[TASK PROMPT] Extract and list every line that contains the word "name".

[GIVEN RECORDS]

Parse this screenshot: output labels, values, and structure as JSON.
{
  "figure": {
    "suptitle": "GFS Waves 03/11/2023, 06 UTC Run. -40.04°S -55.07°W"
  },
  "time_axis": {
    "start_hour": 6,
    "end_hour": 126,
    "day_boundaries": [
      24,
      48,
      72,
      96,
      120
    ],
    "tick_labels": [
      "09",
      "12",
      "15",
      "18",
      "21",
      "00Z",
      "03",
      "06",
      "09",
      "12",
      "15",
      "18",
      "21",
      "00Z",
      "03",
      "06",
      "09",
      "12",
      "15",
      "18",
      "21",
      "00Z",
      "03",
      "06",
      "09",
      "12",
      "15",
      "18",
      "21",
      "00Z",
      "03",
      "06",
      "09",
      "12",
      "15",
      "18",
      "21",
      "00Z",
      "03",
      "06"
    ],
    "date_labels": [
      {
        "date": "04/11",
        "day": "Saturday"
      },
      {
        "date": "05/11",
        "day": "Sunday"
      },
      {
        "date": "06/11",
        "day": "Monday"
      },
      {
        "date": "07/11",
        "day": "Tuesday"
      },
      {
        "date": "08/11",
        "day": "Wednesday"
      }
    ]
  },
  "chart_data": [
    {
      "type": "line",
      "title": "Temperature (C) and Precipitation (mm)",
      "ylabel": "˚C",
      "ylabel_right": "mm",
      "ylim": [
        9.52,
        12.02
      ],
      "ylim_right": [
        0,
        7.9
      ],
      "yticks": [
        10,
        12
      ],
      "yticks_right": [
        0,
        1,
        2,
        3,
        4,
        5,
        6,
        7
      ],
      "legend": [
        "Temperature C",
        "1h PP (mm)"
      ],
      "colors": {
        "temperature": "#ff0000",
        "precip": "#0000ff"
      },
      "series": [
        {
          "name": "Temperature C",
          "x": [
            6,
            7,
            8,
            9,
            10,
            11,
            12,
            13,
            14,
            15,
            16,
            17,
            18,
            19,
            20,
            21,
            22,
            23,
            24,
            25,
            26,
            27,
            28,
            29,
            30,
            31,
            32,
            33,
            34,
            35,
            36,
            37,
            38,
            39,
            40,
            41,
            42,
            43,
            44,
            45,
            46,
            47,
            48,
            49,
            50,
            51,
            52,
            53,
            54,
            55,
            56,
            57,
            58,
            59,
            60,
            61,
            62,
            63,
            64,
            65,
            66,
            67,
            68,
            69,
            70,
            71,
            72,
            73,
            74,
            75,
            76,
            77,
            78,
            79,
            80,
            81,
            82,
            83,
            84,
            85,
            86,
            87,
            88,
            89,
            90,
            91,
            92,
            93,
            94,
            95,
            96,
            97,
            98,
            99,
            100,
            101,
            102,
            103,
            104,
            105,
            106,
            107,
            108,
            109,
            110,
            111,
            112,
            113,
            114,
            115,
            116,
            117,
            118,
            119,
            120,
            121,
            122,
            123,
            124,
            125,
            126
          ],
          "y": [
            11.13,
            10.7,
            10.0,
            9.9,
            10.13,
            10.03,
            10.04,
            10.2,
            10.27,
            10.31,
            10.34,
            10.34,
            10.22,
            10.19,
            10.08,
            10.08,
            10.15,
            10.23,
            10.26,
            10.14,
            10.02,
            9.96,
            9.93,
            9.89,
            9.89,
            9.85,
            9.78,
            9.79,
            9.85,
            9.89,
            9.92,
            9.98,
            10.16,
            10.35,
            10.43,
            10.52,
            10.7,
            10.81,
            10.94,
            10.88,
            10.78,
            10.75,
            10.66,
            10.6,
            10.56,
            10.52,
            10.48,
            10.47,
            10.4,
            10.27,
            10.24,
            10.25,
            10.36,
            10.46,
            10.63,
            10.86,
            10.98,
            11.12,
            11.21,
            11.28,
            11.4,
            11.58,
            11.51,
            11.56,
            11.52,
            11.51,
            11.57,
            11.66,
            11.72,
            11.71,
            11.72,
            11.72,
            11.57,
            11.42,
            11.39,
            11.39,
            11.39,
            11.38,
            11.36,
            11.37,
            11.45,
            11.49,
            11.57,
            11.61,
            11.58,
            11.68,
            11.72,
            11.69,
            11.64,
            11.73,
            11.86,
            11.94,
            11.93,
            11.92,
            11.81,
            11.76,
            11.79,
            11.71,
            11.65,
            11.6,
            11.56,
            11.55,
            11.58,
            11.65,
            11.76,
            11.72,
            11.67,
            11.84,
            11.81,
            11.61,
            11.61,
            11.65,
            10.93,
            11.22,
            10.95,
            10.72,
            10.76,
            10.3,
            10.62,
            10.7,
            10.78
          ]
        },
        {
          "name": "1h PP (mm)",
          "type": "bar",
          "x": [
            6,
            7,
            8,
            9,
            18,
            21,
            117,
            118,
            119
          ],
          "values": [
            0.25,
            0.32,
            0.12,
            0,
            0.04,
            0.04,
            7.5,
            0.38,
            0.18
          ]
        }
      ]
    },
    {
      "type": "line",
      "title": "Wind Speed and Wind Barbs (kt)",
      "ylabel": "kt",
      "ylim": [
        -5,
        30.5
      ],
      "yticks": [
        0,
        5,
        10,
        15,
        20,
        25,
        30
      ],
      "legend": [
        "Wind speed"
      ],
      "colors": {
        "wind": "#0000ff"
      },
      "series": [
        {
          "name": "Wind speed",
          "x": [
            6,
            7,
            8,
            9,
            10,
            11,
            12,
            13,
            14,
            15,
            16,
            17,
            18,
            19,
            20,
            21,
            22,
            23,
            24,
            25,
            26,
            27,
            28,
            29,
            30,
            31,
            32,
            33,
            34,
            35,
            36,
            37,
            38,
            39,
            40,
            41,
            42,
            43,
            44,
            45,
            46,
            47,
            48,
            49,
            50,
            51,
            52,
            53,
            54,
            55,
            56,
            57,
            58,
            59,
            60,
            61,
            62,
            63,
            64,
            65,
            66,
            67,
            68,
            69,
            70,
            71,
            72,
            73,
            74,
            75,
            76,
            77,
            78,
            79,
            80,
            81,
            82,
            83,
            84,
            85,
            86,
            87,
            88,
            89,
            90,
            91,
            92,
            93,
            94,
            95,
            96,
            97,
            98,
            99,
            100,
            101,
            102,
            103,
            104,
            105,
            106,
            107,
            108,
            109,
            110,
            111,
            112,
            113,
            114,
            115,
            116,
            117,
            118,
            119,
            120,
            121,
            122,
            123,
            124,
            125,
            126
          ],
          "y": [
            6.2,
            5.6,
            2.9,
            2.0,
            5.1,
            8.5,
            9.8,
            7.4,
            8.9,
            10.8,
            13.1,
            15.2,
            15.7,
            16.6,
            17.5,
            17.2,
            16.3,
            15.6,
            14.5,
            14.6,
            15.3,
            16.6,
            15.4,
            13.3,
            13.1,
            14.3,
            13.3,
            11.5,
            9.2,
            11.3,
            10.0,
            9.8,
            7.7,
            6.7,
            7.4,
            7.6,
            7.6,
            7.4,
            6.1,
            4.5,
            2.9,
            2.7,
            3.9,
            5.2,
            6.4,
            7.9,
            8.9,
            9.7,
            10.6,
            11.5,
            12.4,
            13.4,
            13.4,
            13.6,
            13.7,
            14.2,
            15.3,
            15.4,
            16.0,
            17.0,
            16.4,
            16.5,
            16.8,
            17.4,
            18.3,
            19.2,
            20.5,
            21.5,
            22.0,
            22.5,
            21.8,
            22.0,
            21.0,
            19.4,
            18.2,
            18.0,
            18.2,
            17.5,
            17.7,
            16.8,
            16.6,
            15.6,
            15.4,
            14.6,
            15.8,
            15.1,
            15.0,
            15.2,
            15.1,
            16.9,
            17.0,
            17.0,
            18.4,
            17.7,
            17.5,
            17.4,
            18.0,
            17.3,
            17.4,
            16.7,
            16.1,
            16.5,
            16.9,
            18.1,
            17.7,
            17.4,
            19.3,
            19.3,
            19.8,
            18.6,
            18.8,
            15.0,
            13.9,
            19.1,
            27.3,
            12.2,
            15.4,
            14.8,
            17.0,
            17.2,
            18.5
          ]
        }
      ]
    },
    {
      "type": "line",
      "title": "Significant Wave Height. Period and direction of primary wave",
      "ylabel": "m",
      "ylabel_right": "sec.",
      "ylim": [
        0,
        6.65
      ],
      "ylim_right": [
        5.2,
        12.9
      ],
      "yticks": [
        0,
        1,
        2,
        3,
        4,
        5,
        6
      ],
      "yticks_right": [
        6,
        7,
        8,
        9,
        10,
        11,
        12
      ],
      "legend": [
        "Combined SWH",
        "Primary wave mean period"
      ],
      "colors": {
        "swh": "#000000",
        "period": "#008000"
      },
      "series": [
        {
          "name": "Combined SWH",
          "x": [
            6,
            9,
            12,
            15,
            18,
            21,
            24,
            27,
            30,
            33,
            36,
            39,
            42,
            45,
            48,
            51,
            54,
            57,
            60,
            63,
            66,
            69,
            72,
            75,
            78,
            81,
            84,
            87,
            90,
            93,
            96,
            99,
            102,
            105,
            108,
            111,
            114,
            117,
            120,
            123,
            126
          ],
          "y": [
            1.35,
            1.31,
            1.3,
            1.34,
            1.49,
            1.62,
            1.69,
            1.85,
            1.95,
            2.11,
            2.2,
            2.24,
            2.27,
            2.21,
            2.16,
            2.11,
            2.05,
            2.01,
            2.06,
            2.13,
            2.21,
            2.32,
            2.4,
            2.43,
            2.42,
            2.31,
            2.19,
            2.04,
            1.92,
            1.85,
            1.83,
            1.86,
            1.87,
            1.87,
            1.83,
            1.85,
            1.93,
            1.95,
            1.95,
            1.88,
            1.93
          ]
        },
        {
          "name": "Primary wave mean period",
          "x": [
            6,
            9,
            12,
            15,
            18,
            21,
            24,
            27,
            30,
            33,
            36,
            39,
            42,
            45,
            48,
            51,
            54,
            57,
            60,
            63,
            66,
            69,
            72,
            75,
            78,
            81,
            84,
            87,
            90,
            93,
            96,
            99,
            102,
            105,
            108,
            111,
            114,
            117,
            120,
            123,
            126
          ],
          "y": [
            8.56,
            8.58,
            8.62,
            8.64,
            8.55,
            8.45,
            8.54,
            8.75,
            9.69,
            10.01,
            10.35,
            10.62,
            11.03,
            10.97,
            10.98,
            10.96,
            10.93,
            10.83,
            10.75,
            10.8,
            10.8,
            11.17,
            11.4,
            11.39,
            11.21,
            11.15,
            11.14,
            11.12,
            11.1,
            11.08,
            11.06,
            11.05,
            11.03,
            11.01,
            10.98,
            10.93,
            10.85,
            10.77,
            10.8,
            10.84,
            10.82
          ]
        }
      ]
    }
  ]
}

[ANSWER BELOW]
          "name": "Temperature C",
          "name": "1h PP (mm)",
          "name": "Wind speed",
          "name": "Combined SWH",
          "name": "Primary wave mean period",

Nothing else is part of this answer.